Pull out every line below holding the word "circle".

====== Listed entries ======

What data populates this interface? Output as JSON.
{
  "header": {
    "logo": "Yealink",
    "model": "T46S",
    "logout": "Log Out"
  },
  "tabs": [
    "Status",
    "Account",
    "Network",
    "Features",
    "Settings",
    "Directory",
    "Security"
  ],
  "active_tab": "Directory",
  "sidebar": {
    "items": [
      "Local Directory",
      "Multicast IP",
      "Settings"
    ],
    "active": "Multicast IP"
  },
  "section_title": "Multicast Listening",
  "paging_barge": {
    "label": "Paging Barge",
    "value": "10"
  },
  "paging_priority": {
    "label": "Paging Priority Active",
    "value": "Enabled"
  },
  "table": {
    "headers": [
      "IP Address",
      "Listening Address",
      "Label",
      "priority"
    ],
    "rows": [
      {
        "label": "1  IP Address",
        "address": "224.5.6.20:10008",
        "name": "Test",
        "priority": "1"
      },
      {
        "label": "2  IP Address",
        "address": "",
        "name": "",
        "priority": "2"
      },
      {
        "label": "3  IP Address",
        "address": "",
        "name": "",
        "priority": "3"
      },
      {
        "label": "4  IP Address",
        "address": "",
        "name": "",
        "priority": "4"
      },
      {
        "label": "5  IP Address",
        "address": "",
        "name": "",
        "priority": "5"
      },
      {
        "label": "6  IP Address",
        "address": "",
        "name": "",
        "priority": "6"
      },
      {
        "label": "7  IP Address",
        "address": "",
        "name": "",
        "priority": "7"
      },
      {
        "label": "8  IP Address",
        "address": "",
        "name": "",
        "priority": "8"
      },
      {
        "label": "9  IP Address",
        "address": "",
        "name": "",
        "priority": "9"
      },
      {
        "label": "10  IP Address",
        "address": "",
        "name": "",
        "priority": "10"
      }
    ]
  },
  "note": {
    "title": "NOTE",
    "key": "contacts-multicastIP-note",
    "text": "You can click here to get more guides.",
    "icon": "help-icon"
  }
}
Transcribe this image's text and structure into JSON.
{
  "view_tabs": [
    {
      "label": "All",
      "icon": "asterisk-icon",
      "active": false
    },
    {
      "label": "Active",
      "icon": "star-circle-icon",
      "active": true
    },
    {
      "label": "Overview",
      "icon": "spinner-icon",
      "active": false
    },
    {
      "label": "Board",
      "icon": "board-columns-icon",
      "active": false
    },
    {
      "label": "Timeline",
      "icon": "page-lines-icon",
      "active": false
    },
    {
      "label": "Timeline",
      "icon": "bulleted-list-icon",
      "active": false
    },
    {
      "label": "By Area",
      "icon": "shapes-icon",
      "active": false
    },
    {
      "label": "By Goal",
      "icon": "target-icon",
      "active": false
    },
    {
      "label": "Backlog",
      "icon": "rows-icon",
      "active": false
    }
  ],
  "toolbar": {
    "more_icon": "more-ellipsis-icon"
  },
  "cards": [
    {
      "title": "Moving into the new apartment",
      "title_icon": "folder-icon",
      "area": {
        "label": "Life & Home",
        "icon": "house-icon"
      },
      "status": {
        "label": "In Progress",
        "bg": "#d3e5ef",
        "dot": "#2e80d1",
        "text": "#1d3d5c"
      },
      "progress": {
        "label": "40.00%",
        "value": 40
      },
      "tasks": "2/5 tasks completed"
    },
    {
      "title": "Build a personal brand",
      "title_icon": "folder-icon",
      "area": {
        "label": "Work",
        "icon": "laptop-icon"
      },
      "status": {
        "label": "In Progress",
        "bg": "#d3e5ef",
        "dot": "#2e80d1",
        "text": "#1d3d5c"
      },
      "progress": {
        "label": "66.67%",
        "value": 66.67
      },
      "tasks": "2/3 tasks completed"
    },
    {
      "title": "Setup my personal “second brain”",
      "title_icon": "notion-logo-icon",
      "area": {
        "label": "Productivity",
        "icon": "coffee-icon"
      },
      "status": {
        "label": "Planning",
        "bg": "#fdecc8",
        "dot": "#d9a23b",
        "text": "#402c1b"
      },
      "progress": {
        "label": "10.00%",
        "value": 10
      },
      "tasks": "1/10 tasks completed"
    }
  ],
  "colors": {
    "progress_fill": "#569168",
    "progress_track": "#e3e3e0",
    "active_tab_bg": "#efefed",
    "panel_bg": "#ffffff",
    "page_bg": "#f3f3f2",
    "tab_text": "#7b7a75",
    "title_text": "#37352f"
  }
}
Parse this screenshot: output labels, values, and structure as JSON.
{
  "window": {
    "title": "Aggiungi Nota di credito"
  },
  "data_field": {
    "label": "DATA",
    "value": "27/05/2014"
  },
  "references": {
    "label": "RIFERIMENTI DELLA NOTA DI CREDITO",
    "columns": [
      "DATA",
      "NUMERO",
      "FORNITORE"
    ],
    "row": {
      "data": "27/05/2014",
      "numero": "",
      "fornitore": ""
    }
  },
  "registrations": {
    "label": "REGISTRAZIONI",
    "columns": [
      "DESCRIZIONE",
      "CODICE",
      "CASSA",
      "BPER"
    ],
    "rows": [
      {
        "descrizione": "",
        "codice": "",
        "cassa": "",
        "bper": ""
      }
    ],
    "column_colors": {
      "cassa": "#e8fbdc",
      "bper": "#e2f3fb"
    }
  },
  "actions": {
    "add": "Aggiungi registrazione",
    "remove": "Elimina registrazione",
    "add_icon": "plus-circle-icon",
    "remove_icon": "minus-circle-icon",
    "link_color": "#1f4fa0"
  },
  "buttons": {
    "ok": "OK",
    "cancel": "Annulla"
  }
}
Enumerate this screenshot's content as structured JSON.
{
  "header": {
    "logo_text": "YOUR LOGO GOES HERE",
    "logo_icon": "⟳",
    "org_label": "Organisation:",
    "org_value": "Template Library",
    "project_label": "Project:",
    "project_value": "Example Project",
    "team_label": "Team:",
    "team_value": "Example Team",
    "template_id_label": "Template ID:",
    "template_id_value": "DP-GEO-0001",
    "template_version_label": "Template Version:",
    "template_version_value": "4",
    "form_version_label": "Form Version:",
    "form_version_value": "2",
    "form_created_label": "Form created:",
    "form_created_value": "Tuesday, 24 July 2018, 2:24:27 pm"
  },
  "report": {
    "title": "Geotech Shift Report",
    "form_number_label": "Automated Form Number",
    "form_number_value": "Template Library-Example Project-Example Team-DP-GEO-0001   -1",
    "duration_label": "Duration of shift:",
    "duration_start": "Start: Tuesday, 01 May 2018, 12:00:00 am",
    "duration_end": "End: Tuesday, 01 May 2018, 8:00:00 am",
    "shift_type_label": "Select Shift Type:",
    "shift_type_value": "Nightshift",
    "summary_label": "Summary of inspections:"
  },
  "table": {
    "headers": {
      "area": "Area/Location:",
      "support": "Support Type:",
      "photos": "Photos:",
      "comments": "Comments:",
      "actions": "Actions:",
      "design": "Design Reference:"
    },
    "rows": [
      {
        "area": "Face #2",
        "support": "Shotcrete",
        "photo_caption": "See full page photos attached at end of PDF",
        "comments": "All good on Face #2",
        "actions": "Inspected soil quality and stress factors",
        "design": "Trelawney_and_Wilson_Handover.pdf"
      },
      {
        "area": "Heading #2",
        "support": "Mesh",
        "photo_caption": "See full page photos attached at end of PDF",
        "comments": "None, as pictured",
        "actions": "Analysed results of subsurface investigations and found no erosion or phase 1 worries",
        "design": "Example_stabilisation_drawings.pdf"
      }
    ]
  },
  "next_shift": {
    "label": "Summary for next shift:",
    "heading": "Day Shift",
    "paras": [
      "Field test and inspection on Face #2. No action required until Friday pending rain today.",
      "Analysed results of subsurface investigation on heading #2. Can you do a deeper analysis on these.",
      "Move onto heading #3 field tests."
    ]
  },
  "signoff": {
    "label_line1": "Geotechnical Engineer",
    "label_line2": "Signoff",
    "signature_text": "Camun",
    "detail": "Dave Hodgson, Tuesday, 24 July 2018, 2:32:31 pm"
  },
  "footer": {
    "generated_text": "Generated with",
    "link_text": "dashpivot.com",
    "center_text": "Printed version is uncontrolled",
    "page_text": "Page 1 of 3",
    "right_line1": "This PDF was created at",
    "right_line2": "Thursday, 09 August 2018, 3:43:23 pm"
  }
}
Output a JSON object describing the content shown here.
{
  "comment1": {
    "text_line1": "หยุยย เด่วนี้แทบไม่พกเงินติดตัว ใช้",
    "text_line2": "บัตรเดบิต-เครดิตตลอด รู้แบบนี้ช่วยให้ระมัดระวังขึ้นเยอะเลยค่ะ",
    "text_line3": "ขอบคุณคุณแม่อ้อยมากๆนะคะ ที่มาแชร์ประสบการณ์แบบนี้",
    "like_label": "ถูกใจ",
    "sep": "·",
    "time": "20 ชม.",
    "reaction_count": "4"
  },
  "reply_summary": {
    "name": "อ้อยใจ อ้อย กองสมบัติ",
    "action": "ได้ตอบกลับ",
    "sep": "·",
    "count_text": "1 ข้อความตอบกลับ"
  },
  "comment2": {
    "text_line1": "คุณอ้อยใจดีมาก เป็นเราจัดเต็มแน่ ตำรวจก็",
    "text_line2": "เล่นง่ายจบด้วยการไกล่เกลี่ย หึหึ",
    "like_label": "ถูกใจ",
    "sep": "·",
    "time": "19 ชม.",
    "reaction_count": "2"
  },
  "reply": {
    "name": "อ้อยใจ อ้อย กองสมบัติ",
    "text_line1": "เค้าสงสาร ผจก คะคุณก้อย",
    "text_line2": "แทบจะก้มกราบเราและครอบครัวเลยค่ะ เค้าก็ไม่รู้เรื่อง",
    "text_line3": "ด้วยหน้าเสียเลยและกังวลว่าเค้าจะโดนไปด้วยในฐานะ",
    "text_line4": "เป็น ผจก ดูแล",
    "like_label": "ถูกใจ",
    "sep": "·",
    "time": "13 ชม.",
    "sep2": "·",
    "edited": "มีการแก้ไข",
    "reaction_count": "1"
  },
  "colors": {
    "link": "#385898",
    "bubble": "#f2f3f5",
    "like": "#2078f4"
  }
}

======

• Correct result:
      "icon": "star-circle-icon",
    "add_icon": "plus-circle-icon",
    "remove_icon": "minus-circle-icon",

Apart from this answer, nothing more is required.